- EXERCISE TASK 1: Turn every line of the records below into a Markdown table with the columns Row and Line, numbering the rows and omitting blank lines.

- PROVIDED PASSAGE:
Floyd Mayweather exclusive interview: ‘US fans will love you on Monday, then hate you on Tuesday. The UK fans… if they are with you, they’re with you’ Floyd on fights, family and the future…
As Tony Bellew and David Haye dissolved into an unlikely embrace after their extraordinary fight on Saturday night, the world’s richest sportsman-turned-businessman looked on with a mixture of admiration and empathy.
Floyd Mayweather may have career earnings of £600 million, have a brand ‘Money’ which is known the world over and be both promoter and businessman supreme in his life outside the ring but at heart he is still an undefeated boxer.
So as 11 pulsating rounds came to an end, Mayweather knew the feeling: “It is a unique thing when you go through that experience with another boxer, and it creates a great respect between them. They showed themselves to be two great fighters.”
Mayweather was guest of honour at a black tie, Las Vegas-style ball on Saturday at the ICC Birmingham, organised by promotions company Showfighter, with the fight shown on a big screen.
Dressed immaculately in hazelnut leather shoes and a razor-tight cut blue tailored suit, Mayweather opened up on the difficulties of his childhood and the secret to his success, revealed that he regrets not fighting in the UK, and discussed the possible ‘crossover’ fight with mixed martial arts star Conor McGregor, of Ireland, one of the hottest properties in combat sport.
Across a glittering 20-year career, Mayweather transformed himself from tiny gym rat to boxer and brand with a global reach of 30.5 million social media followers. But it has been “a very long journey”, he explained, rising from poverty and joining the professional boxing ranks to amass 49 victories, 26 of those world title contests in a reign as a five-division world champion.

- EXERCISE TASK 2: From the Mayweather interview, copy everything from "Floyd Mayweather exclusive" down to "admiration and empathy." word for word.

- SUPPLIED ENTRIES:
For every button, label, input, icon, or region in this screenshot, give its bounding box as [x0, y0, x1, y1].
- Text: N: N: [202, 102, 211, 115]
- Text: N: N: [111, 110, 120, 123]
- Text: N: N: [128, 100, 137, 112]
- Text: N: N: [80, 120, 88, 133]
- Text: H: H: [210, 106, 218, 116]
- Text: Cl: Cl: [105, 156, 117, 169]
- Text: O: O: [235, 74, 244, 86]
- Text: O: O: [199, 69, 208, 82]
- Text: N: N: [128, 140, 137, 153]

- EXERCISE SOLUTION 1:
| Row | Line |
|---|---|
| 1 | For every button, label, input, icon, or region in this screenshot, give its bounding box as [x0, y0, x1, y1]. |
| 2 | - Text: N: N: [202, 102, 211, 115] |
| 3 | - Text: N: N: [111, 110, 120, 123] |
| 4 | - Text: N: N: [128, 100, 137, 112] |
| 5 | - Text: N: N: [80, 120, 88, 133] |
| 6 | - Text: H: H: [210, 106, 218, 116] |
| 7 | - Text: Cl: Cl: [105, 156, 117, 169] |
| 8 | - Text: O: O: [235, 74, 244, 86] |
| 9 | - Text: O: O: [199, 69, 208, 82] |
| 10 | - Text: N: N: [128, 140, 137, 153] |

- EXERCISE SOLUTION 2:
Floyd Mayweather exclusive interview: ‘US fans will love you on Monday, then hate you on Tuesday. The UK fans… if they are with you, they’re with you’ Floyd on fights, family and the future…
As Tony Bellew and David Haye dissolved into an unlikely embrace after their extraordinary fight on Saturday night, the world’s richest sportsman-turned-businessman looked on with a mixture of admiration and empathy.